=== What is asked ===
From the listing below, pull out all lines with "pojazdów" in them.

====== Input records ======

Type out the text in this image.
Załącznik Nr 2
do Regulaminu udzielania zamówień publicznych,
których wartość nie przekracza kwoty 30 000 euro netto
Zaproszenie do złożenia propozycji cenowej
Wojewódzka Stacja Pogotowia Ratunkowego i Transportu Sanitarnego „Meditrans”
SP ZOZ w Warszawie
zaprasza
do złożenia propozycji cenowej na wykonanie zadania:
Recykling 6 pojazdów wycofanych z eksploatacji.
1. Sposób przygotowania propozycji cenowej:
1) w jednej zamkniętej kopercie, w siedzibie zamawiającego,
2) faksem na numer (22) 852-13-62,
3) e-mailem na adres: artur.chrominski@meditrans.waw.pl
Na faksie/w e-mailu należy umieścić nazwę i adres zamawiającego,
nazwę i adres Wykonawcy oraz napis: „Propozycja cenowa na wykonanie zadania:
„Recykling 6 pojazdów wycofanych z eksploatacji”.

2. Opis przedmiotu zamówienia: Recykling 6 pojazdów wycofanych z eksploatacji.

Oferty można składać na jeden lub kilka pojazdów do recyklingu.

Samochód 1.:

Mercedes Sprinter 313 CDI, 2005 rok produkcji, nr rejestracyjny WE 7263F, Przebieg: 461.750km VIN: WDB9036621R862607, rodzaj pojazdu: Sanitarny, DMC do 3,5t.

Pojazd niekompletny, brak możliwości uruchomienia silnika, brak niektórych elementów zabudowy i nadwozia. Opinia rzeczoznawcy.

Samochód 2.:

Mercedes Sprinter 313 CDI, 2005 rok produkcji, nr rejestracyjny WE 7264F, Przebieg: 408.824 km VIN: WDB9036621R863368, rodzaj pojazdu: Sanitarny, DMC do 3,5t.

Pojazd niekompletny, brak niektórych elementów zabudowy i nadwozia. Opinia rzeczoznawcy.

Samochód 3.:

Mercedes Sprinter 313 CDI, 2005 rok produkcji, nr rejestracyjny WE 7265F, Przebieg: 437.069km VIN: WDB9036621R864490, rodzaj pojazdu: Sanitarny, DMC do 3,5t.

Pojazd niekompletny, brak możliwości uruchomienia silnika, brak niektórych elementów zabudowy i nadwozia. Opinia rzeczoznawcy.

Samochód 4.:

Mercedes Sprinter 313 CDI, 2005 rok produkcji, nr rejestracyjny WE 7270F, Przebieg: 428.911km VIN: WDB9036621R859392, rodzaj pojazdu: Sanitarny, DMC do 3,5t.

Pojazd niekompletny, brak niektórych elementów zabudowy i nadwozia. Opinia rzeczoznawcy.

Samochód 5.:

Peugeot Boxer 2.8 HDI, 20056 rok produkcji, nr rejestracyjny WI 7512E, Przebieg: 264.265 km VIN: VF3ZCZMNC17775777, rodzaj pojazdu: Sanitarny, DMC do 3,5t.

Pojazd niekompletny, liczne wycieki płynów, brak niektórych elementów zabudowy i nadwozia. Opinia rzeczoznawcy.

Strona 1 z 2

======

=== Expected output ===
Recykling 6 pojazdów wycofanych z eksploatacji.
„Recykling 6 pojazdów wycofanych z eksploatacji”.
2. Opis przedmiotu zamówienia: Recykling 6 pojazdów wycofanych z eksploatacji.
Oferty można składać na jeden lub kilka pojazdów do recyklingu.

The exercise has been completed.